* **Supplied records**
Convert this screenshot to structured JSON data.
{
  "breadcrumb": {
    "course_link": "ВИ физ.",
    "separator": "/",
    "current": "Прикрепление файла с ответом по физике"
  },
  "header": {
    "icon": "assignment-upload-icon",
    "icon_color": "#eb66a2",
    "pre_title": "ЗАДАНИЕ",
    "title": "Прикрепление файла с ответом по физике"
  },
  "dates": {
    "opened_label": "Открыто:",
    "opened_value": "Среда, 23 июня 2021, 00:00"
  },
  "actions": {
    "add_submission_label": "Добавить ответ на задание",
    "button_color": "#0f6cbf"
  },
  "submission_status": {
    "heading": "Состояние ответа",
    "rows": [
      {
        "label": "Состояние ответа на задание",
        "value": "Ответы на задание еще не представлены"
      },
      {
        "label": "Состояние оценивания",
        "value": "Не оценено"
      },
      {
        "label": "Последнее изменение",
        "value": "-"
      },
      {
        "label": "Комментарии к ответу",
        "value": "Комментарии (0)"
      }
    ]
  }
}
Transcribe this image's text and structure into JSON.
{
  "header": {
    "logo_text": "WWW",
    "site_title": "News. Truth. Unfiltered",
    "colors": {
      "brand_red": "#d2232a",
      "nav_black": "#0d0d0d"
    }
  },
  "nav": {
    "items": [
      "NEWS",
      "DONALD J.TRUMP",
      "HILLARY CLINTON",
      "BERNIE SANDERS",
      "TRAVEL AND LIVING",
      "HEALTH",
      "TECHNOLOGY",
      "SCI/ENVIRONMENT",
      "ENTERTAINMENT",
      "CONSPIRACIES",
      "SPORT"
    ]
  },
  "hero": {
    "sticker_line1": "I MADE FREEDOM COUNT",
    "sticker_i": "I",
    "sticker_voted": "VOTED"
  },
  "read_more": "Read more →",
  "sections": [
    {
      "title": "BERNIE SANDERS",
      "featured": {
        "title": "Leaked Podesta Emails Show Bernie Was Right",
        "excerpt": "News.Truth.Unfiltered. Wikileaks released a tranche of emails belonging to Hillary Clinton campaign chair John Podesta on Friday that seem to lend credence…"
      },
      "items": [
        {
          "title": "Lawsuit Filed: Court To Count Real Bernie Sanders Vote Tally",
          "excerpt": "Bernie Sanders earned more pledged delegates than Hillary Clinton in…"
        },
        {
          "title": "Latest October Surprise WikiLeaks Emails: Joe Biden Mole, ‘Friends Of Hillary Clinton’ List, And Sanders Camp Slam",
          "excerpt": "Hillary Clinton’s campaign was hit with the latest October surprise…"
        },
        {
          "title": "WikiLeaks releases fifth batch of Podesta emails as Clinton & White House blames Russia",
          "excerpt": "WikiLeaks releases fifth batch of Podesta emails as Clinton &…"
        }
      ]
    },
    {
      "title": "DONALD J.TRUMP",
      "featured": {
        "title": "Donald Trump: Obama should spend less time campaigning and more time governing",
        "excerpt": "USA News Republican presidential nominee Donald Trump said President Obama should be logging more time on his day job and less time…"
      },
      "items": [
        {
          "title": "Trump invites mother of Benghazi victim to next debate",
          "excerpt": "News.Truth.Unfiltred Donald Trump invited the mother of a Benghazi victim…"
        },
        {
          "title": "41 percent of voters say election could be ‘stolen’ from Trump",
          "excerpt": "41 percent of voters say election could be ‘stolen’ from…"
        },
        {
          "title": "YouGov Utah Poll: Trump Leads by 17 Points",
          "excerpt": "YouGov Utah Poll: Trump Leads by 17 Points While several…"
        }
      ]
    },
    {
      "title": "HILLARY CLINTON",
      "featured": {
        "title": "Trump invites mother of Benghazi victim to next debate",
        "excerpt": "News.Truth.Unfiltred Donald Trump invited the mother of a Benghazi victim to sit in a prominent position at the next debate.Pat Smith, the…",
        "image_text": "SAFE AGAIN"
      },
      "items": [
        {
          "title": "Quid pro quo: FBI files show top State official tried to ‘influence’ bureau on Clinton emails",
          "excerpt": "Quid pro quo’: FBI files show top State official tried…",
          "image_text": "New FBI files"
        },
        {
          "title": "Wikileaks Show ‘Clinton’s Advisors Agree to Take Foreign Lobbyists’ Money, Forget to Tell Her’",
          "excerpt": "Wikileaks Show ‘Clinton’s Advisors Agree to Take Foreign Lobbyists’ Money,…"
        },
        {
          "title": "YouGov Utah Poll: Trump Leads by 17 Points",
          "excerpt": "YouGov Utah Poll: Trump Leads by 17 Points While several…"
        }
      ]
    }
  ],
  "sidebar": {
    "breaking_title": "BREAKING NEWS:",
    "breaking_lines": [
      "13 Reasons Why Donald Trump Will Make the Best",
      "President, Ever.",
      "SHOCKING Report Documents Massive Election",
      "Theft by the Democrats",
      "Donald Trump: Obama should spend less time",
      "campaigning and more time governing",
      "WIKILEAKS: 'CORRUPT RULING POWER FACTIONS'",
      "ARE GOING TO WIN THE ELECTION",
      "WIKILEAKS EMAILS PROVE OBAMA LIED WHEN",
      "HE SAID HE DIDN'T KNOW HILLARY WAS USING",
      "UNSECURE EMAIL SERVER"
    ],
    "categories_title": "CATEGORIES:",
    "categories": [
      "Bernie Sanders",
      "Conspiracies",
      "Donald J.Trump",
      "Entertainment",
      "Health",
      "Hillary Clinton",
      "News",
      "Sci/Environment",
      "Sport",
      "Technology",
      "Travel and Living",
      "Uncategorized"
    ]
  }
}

* **What to work on**
Please output the complete data exactly.

* **Completed exercise**
Convert this screenshot to structured JSON data.
{
  "breadcrumb": {
    "course_link": "ВИ физ.",
    "separator": "/",
    "current": "Прикрепление файла с ответом по физике"
  },
  "header": {
    "icon": "assignment-upload-icon",
    "icon_color": "#eb66a2",
    "pre_title": "ЗАДАНИЕ",
    "title": "Прикрепление файла с ответом по физике"
  },
  "dates": {
    "opened_label": "Открыто:",
    "opened_value": "Среда, 23 июня 2021, 00:00"
  },
  "actions": {
    "add_submission_label": "Добавить ответ на задание",
    "button_color": "#0f6cbf"
  },
  "submission_status": {
    "heading": "Состояние ответа",
    "rows": [
      {
        "label": "Состояние ответа на задание",
        "value": "Ответы на задание еще не представлены"
      },
      {
        "label": "Состояние оценивания",
        "value": "Не оценено"
      },
      {
        "label": "Последнее изменение",
        "value": "-"
      },
      {
        "label": "Комментарии к ответу",
        "value": "Комментарии (0)"
      }
    ]
  }
}
Transcribe this image's text and structure into JSON.
{
  "header": {
    "logo_text": "WWW",
    "site_title": "News. Truth. Unfiltered",
    "colors": {
      "brand_red": "#d2232a",
      "nav_black": "#0d0d0d"
    }
  },
  "nav": {
    "items": [
      "NEWS",
      "DONALD J.TRUMP",
      "HILLARY CLINTON",
      "BERNIE SANDERS",
      "TRAVEL AND LIVING",
      "HEALTH",
      "TECHNOLOGY",
      "SCI/ENVIRONMENT",
      "ENTERTAINMENT",
      "CONSPIRACIES",
      "SPORT"
    ]
  },
  "hero": {
    "sticker_line1": "I MADE FREEDOM COUNT",
    "sticker_i": "I",
    "sticker_voted": "VOTED"
  },
  "read_more": "Read more →",
  "sections": [
    {
      "title": "BERNIE SANDERS",
      "featured": {
        "title": "Leaked Podesta Emails Show Bernie Was Right",
        "excerpt": "News.Truth.Unfiltered. Wikileaks released a tranche of emails belonging to Hillary Clinton campaign chair John Podesta on Friday that seem to lend credence…"
      },
      "items": [
        {
          "title": "Lawsuit Filed: Court To Count Real Bernie Sanders Vote Tally",
          "excerpt": "Bernie Sanders earned more pledged delegates than Hillary Clinton in…"
        },
        {
          "title": "Latest October Surprise WikiLeaks Emails: Joe Biden Mole, ‘Friends Of Hillary Clinton’ List, And Sanders Camp Slam",
          "excerpt": "Hillary Clinton’s campaign was hit with the latest October surprise…"
        },
        {
          "title": "WikiLeaks releases fifth batch of Podesta emails as Clinton & White House blames Russia",
          "excerpt": "WikiLeaks releases fifth batch of Podesta emails as Clinton &…"
        }
      ]
    },
    {
      "title": "DONALD J.TRUMP",
      "featured": {
        "title": "Donald Trump: Obama should spend less time campaigning and more time governing",
        "excerpt": "USA News Republican presidential nominee Donald Trump said President Obama should be logging more time on his day job and less time…"
      },
      "items": [
        {
          "title": "Trump invites mother of Benghazi victim to next debate",
          "excerpt": "News.Truth.Unfiltred Donald Trump invited the mother of a Benghazi victim…"
        },
        {
          "title": "41 percent of voters say election could be ‘stolen’ from Trump",
          "excerpt": "41 percent of voters say election could be ‘stolen’ from…"
        },
        {
          "title": "YouGov Utah Poll: Trump Leads by 17 Points",
          "excerpt": "YouGov Utah Poll: Trump Leads by 17 Points While several…"
        }
      ]
    },
    {
      "title": "HILLARY CLINTON",
      "featured": {
        "title": "Trump invites mother of Benghazi victim to next debate",
        "excerpt": "News.Truth.Unfiltred Donald Trump invited the mother of a Benghazi victim to sit in a prominent position at the next debate.Pat Smith, the…",
        "image_text": "SAFE AGAIN"
      },
      "items": [
        {
          "title": "Quid pro quo: FBI files show top State official tried to ‘influence’ bureau on Clinton emails",
          "excerpt": "Quid pro quo’: FBI files show top State official tried…",
          "image_text": "New FBI files"
        },
        {
          "title": "Wikileaks Show ‘Clinton’s Advisors Agree to Take Foreign Lobbyists’ Money, Forget to Tell Her’",
          "excerpt": "Wikileaks Show ‘Clinton’s Advisors Agree to Take Foreign Lobbyists’ Money,…"
        },
        {
          "title": "YouGov Utah Poll: Trump Leads by 17 Points",
          "excerpt": "YouGov Utah Poll: Trump Leads by 17 Points While several…"
        }
      ]
    }
  ],
  "sidebar": {
    "breaking_title": "BREAKING NEWS:",
    "breaking_lines": [
      "13 Reasons Why Donald Trump Will Make the Best",
      "President, Ever.",
      "SHOCKING Report Documents Massive Election",
      "Theft by the Democrats",
      "Donald Trump: Obama should spend less time",
      "campaigning and more time governing",
      "WIKILEAKS: 'CORRUPT RULING POWER FACTIONS'",
      "ARE GOING TO WIN THE ELECTION",
      "WIKILEAKS EMAILS PROVE OBAMA LIED WHEN",
      "HE SAID HE DIDN'T KNOW HILLARY WAS USING",
      "UNSECURE EMAIL SERVER"
    ],
    "categories_title": "CATEGORIES:",
    "categories": [
      "Bernie Sanders",
      "Conspiracies",
      "Donald J.Trump",
      "Entertainment",
      "Health",
      "Hillary Clinton",
      "News",
      "Sci/Environment",
      "Sport",
      "Technology",
      "Travel and Living",
      "Uncategorized"
    ]
  }
}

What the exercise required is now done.